* Begin Given records *
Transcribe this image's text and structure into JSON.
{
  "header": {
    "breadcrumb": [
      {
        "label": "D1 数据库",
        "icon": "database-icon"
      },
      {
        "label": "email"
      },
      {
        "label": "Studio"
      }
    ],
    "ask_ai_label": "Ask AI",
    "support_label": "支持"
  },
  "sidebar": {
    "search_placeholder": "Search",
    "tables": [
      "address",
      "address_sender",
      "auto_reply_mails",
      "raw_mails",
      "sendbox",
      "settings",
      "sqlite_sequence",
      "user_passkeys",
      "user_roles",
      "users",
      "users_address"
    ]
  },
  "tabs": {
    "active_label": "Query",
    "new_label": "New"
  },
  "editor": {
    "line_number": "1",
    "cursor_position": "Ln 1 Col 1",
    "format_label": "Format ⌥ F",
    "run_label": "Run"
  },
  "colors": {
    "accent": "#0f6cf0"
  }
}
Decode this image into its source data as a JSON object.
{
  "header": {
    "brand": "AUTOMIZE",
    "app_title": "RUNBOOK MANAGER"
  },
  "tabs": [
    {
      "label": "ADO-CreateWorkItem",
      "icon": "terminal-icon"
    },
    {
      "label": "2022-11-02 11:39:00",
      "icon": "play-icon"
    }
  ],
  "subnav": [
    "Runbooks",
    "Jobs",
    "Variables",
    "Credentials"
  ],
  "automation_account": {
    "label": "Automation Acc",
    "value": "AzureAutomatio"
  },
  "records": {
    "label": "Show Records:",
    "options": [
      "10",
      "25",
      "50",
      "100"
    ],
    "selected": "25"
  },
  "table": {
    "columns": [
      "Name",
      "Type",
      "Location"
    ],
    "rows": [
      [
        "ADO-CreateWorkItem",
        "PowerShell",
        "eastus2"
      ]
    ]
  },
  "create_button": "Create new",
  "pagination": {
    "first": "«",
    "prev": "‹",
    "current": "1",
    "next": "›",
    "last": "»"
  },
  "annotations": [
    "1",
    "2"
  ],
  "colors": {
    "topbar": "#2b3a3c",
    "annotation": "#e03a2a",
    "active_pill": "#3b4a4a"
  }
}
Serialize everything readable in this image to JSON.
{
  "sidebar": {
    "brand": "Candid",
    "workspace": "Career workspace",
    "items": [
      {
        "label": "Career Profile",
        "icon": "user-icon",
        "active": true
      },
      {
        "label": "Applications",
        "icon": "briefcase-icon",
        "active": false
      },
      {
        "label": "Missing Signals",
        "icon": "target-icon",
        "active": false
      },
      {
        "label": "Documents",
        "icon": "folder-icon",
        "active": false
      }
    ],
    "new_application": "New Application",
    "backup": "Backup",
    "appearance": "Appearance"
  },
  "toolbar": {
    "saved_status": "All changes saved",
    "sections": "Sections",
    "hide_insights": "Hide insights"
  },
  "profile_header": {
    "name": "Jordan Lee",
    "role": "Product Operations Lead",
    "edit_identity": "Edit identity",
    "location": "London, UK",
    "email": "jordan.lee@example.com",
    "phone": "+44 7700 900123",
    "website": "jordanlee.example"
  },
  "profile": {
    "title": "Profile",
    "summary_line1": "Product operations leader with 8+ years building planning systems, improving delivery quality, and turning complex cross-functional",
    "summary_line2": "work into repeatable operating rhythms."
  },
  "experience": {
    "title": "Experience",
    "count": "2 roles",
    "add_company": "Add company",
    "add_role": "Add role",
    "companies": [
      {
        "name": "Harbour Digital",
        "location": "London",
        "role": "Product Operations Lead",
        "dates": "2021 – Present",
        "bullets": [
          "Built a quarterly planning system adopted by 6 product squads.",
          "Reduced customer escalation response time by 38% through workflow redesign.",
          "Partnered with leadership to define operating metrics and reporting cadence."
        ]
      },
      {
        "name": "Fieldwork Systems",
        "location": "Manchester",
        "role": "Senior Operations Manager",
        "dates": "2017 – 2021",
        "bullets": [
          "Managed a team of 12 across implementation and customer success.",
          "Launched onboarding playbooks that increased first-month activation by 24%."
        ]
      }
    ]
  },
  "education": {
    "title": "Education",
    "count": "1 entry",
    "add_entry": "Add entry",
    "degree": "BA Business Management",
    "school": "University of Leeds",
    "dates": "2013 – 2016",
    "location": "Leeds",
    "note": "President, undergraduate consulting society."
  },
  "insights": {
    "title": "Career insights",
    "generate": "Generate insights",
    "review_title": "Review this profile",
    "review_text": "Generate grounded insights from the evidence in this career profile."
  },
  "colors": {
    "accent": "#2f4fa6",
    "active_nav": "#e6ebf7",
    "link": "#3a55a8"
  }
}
* End Given records *
### Task details
Show each line holding the word "this".

### Answer to the problem
Transcribe this image's text and structure into JSON.
Decode this image into its source data as a JSON object.
Serialize everything readable in this image to JSON.
    "review_title": "Review this profile",
    "review_text": "Generate grounded insights from the evidence in this career profile."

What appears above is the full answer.